## Set task
Find each line with the word "name" and copy it.

## Extracted information
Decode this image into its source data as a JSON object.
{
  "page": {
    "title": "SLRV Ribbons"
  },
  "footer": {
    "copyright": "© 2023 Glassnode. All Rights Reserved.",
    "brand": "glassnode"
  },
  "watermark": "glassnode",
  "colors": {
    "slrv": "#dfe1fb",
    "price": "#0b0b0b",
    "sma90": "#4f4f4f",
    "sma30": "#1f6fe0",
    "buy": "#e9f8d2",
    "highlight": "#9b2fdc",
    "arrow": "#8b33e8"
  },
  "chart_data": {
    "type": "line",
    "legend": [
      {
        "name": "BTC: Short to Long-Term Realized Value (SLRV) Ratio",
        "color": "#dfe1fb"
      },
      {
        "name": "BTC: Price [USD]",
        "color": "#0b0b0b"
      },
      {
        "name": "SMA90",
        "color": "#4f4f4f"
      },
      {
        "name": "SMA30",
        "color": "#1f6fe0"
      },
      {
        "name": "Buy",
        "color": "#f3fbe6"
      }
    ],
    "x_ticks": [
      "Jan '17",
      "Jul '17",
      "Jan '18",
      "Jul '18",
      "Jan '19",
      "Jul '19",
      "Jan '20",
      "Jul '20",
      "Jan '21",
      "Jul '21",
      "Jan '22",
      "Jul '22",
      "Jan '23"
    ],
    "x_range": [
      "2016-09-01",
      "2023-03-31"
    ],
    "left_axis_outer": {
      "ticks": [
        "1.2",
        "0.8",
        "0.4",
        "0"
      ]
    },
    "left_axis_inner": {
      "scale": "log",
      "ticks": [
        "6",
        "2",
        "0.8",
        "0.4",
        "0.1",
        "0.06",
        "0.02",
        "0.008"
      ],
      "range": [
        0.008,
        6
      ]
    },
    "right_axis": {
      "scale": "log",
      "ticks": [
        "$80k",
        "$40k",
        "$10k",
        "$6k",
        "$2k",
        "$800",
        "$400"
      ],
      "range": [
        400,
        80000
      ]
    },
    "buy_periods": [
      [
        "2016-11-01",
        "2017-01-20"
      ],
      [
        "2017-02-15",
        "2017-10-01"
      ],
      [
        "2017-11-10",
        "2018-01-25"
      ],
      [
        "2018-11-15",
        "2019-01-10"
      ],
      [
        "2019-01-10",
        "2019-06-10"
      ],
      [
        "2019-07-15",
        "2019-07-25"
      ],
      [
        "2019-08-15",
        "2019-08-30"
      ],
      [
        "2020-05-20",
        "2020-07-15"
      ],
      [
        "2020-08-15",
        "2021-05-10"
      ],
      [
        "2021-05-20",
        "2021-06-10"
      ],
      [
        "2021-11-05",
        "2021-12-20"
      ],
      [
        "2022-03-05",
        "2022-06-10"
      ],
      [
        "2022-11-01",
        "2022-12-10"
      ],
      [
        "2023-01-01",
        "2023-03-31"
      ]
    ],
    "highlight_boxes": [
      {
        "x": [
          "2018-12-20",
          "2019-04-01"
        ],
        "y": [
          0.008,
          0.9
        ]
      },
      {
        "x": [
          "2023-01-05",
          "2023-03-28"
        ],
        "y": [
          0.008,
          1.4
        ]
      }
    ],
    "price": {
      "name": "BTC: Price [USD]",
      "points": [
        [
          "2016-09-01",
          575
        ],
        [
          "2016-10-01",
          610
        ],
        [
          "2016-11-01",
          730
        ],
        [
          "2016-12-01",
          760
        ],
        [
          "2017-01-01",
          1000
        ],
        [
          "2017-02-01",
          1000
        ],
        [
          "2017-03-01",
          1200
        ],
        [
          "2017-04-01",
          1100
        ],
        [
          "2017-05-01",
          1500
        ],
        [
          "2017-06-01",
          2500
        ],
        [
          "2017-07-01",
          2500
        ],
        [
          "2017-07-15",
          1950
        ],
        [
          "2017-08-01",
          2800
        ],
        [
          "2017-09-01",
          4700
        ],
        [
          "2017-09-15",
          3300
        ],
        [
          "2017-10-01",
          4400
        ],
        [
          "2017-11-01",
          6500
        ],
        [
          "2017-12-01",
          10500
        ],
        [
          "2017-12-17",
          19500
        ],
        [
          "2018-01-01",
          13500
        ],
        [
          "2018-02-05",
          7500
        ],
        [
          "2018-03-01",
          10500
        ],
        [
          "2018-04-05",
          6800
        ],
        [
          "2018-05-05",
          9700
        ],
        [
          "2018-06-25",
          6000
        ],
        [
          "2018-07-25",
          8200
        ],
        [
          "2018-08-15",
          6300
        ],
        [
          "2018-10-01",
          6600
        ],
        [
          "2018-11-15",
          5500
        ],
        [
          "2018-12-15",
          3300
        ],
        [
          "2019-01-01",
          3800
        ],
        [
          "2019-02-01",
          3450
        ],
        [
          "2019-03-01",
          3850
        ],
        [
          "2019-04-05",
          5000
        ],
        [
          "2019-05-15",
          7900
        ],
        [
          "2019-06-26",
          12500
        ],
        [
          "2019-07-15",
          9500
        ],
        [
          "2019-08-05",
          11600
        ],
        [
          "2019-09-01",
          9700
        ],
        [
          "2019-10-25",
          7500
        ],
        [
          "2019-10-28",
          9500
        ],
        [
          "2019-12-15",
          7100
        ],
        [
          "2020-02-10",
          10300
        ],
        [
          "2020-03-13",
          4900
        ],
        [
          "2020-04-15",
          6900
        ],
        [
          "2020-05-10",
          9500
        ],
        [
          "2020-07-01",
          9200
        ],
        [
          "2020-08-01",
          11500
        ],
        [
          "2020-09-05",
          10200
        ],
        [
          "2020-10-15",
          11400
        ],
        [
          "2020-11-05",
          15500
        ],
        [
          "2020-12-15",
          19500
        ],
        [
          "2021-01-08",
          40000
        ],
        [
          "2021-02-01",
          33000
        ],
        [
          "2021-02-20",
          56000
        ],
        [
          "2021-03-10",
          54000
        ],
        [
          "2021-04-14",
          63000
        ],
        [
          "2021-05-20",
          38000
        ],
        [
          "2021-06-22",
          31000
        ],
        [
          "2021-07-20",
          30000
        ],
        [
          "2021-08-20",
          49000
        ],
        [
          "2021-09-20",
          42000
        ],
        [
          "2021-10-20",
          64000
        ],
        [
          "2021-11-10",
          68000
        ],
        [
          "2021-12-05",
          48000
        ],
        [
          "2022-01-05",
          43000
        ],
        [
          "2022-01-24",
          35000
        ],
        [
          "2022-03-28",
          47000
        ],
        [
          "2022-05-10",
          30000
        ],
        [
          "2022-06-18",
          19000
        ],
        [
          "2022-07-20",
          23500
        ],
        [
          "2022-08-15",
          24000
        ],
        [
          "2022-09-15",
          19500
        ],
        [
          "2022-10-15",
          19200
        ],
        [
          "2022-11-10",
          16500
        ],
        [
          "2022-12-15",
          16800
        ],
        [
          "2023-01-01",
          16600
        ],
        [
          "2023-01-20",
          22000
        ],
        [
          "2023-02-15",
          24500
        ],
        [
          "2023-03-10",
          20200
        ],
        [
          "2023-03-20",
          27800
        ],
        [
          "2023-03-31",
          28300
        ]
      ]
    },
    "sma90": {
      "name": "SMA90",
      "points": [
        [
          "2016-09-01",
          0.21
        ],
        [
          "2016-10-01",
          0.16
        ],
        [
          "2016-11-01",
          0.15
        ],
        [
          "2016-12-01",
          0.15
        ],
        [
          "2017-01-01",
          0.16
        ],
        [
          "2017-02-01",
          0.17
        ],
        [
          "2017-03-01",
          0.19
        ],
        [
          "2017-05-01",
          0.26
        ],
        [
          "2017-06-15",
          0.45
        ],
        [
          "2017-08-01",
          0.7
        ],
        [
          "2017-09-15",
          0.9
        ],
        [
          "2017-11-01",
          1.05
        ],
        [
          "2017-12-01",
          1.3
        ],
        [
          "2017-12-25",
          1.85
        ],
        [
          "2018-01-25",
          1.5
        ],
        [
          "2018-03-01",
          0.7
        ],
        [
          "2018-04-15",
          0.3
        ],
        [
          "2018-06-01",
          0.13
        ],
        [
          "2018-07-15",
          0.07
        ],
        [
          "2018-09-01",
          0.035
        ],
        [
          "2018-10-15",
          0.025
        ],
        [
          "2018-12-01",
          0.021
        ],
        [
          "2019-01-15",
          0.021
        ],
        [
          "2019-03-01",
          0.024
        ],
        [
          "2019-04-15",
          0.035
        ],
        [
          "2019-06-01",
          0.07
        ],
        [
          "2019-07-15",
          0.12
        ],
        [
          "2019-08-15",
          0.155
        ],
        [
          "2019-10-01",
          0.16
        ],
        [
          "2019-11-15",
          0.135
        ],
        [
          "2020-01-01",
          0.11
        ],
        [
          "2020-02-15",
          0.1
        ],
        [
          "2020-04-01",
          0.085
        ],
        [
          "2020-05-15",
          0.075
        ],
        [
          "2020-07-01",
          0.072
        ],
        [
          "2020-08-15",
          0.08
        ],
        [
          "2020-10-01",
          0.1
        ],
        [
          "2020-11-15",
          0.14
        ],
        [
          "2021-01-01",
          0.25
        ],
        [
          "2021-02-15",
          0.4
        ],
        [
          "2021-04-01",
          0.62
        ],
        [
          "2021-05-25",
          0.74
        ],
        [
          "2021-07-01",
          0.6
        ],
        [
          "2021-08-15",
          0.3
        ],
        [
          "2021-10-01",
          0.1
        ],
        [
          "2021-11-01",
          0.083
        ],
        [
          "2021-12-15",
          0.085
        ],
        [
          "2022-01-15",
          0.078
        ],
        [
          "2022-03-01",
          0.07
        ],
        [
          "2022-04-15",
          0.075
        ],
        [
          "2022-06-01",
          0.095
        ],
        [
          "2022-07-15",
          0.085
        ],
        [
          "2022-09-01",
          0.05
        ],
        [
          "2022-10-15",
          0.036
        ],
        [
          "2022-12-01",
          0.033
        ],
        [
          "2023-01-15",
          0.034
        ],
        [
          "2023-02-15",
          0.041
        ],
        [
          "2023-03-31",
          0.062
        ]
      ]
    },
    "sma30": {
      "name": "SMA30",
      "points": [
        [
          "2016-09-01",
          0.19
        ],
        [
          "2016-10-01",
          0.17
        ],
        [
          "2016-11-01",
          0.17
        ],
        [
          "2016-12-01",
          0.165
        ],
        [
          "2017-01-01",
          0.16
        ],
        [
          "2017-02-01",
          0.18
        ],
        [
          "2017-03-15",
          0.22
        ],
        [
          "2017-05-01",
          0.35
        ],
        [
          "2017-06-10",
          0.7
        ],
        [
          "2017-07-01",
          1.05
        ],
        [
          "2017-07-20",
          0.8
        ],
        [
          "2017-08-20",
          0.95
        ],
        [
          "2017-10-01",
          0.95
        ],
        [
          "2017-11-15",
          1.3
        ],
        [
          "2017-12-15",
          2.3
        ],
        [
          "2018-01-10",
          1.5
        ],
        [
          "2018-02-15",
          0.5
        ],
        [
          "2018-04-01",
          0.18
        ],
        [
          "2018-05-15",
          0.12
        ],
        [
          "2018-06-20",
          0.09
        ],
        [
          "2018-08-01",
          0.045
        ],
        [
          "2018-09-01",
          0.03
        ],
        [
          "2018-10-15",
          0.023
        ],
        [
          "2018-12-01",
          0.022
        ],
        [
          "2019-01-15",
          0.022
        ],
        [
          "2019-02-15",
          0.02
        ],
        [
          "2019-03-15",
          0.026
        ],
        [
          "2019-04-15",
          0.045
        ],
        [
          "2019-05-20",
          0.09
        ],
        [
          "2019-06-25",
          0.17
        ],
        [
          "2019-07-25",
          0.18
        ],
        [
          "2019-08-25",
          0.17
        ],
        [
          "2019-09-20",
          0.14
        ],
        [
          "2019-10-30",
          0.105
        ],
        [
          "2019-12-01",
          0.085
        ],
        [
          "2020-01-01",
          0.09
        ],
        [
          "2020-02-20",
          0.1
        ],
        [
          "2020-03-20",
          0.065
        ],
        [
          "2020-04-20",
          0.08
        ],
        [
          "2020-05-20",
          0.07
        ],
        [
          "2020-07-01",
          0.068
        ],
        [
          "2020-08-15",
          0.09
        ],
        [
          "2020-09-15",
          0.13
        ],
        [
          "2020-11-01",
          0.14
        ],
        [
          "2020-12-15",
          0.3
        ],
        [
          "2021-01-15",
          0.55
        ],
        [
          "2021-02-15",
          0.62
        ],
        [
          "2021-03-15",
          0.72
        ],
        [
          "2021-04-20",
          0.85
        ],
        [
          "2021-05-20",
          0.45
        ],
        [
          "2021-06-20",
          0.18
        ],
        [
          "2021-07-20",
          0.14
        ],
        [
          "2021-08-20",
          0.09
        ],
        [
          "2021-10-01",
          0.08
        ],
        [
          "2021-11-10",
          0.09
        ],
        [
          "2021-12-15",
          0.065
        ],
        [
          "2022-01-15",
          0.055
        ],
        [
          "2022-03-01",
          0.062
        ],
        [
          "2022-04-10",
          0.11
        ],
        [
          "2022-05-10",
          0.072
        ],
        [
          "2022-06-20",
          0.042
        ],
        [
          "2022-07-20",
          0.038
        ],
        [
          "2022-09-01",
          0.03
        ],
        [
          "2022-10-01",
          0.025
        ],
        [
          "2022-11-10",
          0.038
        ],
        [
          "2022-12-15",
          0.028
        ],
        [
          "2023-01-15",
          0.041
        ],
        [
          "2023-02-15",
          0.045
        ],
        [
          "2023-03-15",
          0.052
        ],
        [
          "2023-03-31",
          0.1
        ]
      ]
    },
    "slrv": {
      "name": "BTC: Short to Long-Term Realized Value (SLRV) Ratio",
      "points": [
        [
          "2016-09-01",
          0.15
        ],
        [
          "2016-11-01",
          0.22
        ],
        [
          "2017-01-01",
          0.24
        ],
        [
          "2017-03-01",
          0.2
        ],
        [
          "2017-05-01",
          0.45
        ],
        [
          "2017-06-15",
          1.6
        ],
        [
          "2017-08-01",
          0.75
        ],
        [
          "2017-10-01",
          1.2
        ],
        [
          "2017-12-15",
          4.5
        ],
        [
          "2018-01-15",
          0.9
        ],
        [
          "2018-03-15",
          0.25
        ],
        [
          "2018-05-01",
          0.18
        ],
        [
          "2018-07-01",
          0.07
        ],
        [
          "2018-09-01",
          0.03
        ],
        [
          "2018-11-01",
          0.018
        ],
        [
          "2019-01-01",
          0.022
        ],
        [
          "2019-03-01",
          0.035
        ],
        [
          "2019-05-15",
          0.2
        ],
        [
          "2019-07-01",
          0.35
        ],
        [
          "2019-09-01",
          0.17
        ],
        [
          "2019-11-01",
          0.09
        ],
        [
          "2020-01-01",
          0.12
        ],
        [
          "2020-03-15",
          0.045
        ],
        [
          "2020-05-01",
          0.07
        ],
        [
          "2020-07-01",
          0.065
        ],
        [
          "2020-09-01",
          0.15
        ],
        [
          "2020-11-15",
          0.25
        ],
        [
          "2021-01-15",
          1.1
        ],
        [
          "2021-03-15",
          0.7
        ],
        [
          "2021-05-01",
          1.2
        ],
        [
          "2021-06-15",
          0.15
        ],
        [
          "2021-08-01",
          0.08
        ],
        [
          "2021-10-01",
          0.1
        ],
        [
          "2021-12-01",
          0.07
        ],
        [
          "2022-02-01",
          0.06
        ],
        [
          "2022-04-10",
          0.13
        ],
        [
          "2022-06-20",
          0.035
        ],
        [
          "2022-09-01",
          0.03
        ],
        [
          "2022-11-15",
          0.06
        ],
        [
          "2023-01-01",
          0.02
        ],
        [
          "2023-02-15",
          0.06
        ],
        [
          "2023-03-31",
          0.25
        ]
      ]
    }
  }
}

## Response to this exercise
        "name": "BTC: Short to Long-Term Realized Value (SLRV) Ratio",
        "name": "BTC: Price [USD]",
        "name": "SMA90",
        "name": "SMA30",
        "name": "Buy",
      "name": "BTC: Price [USD]",
      "name": "SMA90",
      "name": "SMA30",
      "name": "BTC: Short to Long-Term Realized Value (SLRV) Ratio",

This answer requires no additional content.